Scientific classification
- Kingdom: Animalia
- Phylum: Chordata
- Class: Mammalia
- Order: Chiroptera
- Family: Hipposideridae
- Genus: Asellia
- Species: A. tridens
- Binomial name: Asellia tridens (É. Geoffroy, 1813)

= Trident bat =

- Genus: Asellia
- Species: tridens
- Authority: (É. Geoffroy, 1813)
- Conservation status: LC

Species of bat

The trident bat or trident leaf-nosed bat (Asellia tridens) is a species of bat in the family Hipposideridae. It is widely distributed in the West, South and Central Asia, and North, East, and Central Africa. Its natural habitats are subtropical or tropical dry forests, dry savanna, subtropical or tropical dry shrubland, caves and hot deserts.

==Description==
Individuals weigh 12-13 g and have forearm lengths of approximately 50 mm.

==Taxonomy==
The trident bat was described as a new species in 1813 by French naturalist Étienne Geoffroy Saint-Hilaire. Geoffroy placed it in the genus Rhinolophus, with a scientific name of Rhinolophus tridens.

_REQUIREMENT A_
Rewrite the trident bat text from the words "The trident bat or" through the words "approximately 50 mm.", changing "dry savanna" to "arid grassland".
_REQUIREMENT B_
In the trident bat text, who first described the species as new, and in what year?
_REQUIREMENT C_
Continue the trident bat text from where it stops.

_Stored items_

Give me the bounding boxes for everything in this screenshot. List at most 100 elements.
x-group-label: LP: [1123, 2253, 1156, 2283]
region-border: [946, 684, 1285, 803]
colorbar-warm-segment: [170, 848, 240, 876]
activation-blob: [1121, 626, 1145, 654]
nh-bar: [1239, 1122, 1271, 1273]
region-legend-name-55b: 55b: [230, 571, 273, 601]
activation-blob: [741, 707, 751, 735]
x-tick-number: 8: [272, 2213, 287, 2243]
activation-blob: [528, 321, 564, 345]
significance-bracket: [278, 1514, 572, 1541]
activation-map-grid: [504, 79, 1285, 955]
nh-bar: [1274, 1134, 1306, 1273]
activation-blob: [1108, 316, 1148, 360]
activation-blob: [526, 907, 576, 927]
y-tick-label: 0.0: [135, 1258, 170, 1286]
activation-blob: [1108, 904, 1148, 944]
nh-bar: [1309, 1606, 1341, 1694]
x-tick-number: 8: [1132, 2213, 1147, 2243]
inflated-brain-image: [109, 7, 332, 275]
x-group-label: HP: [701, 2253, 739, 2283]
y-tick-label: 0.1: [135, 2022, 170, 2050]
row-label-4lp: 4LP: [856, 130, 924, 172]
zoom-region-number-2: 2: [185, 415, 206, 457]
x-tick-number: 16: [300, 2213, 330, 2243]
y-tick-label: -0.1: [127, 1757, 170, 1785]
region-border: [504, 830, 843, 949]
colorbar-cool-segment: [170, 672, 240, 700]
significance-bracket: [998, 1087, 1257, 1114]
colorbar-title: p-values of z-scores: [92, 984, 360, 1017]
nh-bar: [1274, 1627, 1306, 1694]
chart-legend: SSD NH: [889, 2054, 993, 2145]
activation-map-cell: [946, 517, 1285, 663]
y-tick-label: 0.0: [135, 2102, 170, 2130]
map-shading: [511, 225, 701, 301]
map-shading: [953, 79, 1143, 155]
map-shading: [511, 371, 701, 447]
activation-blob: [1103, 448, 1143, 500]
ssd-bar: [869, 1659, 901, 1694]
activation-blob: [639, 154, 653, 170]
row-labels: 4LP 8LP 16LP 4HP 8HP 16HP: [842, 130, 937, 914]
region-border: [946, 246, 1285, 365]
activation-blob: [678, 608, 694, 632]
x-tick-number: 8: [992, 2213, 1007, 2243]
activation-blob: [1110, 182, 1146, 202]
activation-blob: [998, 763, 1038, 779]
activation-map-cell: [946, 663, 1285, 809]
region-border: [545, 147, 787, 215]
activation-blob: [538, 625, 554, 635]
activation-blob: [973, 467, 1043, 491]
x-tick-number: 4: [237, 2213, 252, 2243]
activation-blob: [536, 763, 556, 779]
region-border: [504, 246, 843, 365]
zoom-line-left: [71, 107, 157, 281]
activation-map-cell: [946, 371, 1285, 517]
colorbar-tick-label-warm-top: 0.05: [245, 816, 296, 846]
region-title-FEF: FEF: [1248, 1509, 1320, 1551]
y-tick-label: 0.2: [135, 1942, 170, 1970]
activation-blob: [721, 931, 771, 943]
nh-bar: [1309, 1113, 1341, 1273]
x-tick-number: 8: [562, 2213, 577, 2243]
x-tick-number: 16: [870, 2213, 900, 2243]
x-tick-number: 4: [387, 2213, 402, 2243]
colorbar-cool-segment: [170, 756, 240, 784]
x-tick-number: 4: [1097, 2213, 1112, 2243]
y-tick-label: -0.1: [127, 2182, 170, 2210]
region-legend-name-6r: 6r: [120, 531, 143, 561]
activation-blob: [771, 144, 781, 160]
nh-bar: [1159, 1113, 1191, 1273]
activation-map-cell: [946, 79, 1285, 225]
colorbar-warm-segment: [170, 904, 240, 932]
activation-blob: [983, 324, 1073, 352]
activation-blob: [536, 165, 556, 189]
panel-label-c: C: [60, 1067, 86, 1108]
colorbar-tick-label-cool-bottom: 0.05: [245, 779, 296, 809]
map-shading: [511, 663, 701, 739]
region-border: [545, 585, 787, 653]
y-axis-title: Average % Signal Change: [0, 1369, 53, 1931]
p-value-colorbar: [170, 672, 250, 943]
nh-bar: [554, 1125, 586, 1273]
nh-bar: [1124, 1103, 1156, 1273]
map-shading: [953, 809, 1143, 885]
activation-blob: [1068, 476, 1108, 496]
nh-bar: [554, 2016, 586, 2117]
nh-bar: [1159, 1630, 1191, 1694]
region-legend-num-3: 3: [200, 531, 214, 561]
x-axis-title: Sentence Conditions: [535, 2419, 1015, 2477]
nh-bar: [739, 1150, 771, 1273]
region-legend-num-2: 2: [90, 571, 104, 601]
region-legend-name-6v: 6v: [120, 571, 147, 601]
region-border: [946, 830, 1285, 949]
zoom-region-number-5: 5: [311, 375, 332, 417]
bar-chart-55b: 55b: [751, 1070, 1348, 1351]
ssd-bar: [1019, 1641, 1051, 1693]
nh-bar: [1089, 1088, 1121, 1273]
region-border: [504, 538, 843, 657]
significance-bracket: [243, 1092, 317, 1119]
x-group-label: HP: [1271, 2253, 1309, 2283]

_ANSWER BOX A_
The trident bat or trident leaf-nosed bat (Asellia tridens) is a species of bat in the family Hipposideridae. It is widely distributed in the West, South and Central Asia, and North, East, and Central Africa. Its natural habitats are subtropical or tropical dry forests, arid grassland, subtropical or tropical dry shrubland, caves and hot deserts.

==Description==
Individuals weigh 12-13 g and have forearm lengths of approximately 50 mm.

_ANSWER BOX B_
French naturalist Étienne Geoffroy Saint-Hilaire described it in 1813.

_ANSWER BOX C_
==Biology==
After a gestation length of 10 weeks, females give birth in a three-week period in the end of June and beginning of July. The litter size for each female is one offspring, called a pup. Pups are relatively large at birth, weighing up to 30% of their mothers' weights (2.5-3 g). Though hairless at birth with closed eyes, a sign of altricial offspring, their eyes open by three or four days old, and fur has started growing. For the first two or three days of life, the pup is latched to its mother's pubic nipple at all times. At three or four days old, mothers leave their pups at the roost at night so they can forage. Pups become volant (able to fly) at around three weeks old, and are totally weaned and independent by six or seven weeks old.

Its predators include birds of prey such as the sooty falcon, lanner falcon, barn owl, Pharaoh eagle-owl, spotted eagle-owl, and Long-eared owl.

==Conservation==
As of 2017, the trident bat is evaluated as a least-concern species by the IUCN. It meets the criteria for this classification due to its wide geographic range; presumably large population size; and the fact that it is not likely to be experiencing rapid population decline. Its range presumably encompasses several protected areas.